Data for the task =
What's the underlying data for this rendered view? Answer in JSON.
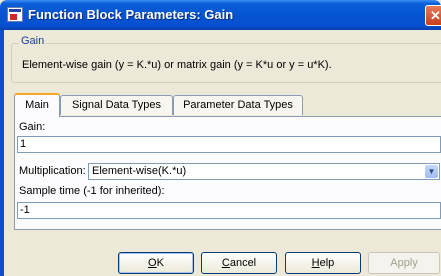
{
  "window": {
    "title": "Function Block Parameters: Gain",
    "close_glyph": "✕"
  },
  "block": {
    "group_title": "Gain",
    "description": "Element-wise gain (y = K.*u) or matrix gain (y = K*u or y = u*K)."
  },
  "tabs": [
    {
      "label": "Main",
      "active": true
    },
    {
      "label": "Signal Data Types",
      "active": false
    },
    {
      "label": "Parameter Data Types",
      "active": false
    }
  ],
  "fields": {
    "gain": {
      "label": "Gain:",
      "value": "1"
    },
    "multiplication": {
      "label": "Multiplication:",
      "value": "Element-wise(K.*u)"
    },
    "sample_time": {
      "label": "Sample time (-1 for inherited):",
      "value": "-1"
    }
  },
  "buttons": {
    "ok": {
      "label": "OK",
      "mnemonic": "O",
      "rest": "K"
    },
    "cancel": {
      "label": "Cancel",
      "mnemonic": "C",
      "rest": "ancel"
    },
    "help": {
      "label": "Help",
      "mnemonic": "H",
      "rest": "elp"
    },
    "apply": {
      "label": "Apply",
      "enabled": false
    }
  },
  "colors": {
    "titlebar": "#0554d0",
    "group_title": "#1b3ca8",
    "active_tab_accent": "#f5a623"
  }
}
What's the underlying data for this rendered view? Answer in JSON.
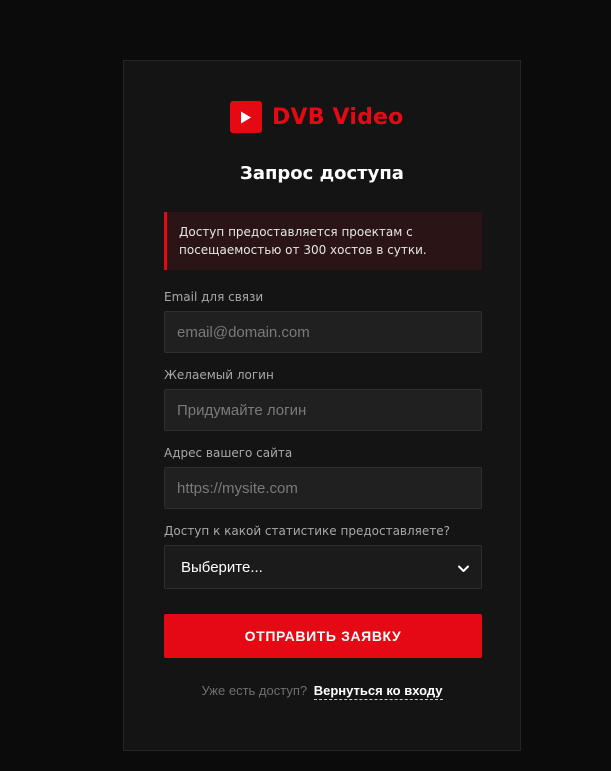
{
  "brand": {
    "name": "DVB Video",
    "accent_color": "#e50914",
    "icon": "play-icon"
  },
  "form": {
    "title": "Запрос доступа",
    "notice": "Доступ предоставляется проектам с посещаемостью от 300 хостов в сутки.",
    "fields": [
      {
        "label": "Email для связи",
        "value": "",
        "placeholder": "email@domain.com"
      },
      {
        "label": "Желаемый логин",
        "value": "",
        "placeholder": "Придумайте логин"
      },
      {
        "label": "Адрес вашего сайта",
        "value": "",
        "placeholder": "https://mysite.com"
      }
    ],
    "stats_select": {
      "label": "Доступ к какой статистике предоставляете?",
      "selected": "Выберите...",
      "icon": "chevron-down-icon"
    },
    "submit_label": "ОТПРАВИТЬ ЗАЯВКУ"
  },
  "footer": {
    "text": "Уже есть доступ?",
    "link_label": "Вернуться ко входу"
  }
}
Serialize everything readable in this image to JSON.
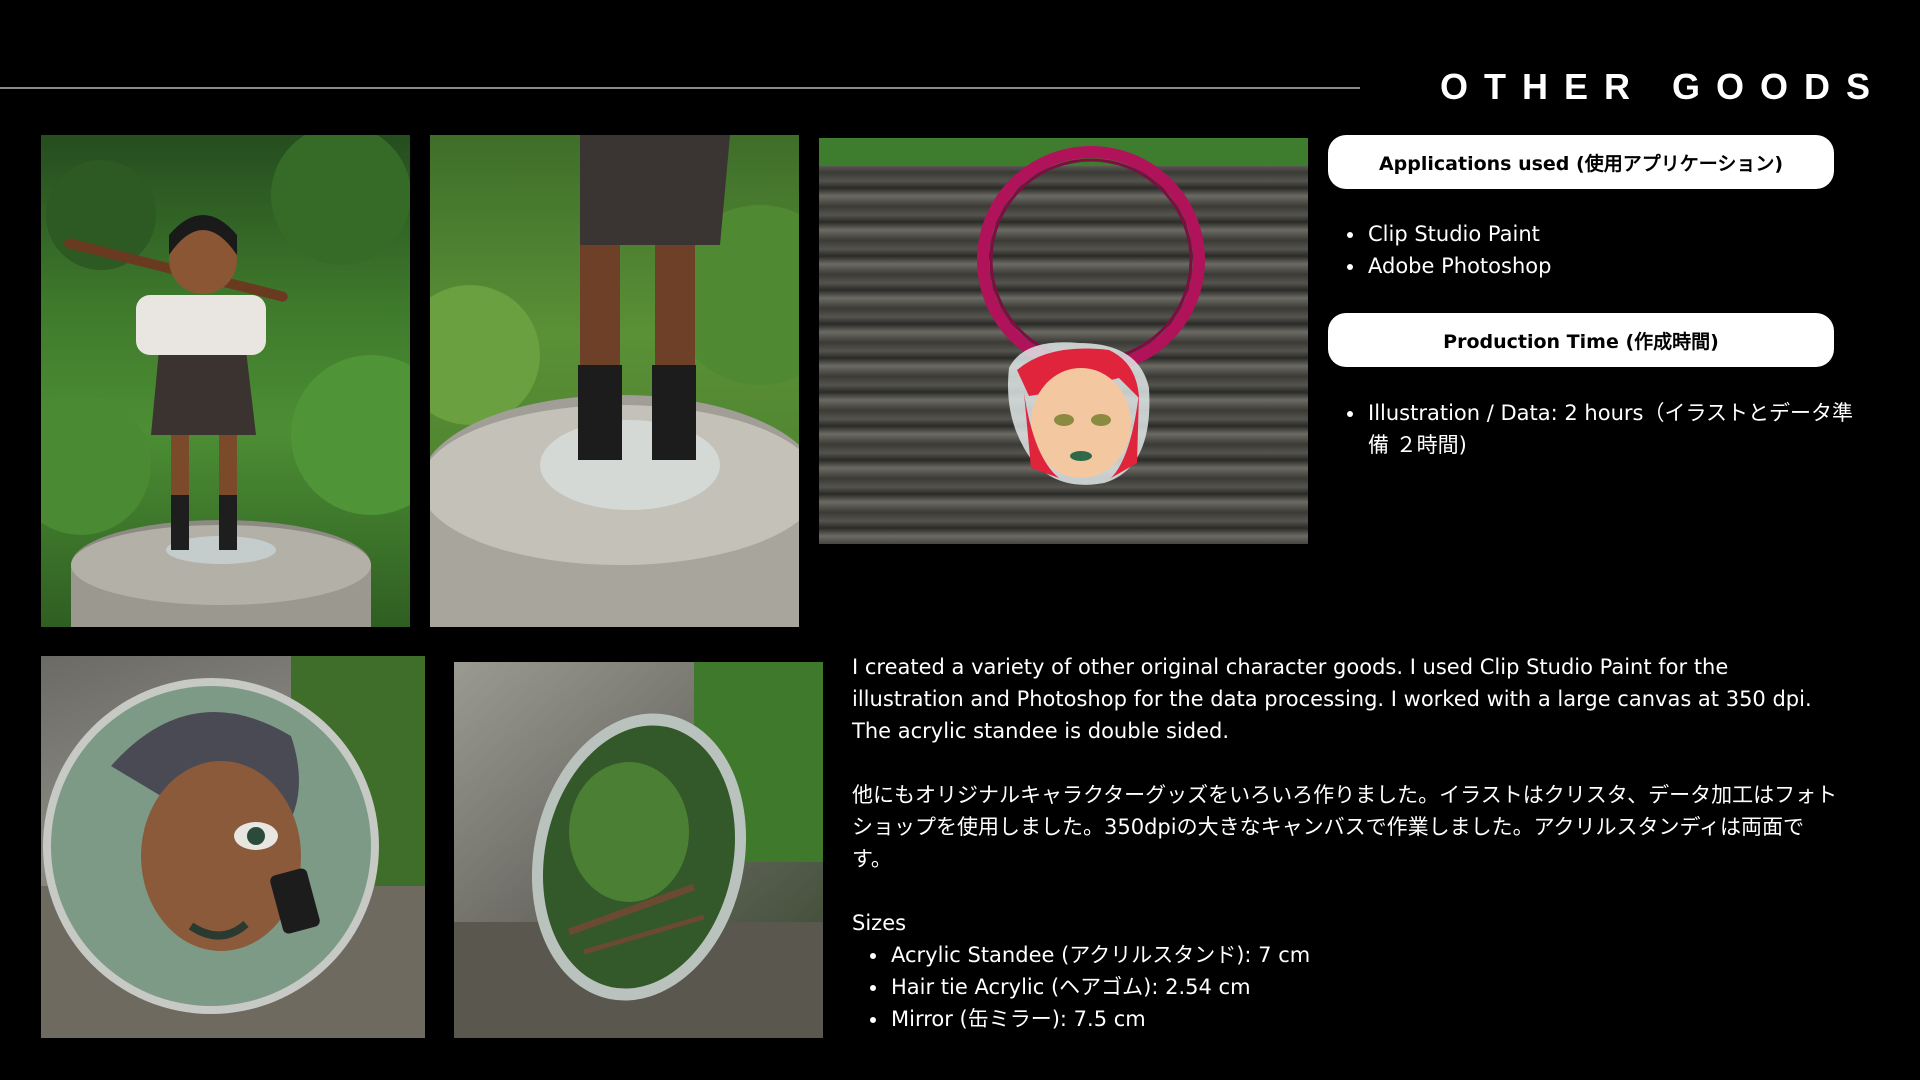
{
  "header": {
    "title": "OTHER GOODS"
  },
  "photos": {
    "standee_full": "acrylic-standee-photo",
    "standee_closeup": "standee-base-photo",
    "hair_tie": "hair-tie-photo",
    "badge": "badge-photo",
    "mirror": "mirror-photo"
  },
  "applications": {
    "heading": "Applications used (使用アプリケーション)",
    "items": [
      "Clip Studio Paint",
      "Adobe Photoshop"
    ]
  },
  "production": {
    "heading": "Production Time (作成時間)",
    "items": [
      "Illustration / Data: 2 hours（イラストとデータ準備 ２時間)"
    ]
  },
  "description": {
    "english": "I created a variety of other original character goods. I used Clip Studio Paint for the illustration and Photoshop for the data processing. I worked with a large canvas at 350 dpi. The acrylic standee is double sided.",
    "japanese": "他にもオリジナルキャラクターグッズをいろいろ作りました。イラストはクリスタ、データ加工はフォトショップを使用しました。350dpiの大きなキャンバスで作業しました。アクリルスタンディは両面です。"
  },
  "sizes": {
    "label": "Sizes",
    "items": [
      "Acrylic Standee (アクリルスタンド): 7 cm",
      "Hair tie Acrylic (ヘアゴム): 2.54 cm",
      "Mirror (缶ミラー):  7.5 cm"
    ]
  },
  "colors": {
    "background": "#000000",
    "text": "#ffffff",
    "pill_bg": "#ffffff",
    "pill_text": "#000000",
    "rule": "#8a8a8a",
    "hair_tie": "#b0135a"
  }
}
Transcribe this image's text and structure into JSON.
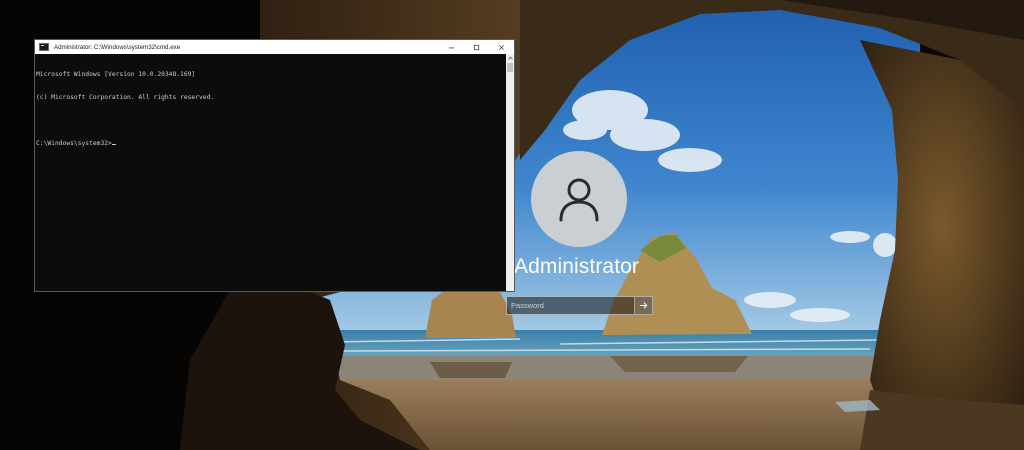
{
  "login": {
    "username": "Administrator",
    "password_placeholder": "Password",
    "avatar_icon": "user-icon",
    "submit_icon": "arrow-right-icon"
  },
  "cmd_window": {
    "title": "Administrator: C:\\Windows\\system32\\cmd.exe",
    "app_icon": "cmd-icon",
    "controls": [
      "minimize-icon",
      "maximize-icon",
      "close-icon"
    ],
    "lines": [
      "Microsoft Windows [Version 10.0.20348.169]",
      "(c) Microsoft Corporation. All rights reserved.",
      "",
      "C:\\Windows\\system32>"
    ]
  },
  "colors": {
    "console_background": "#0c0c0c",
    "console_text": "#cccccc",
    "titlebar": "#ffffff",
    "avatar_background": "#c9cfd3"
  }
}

Task prompt =
Answer with one number: how many lines of the entries above include the word "wise".

Written response =
2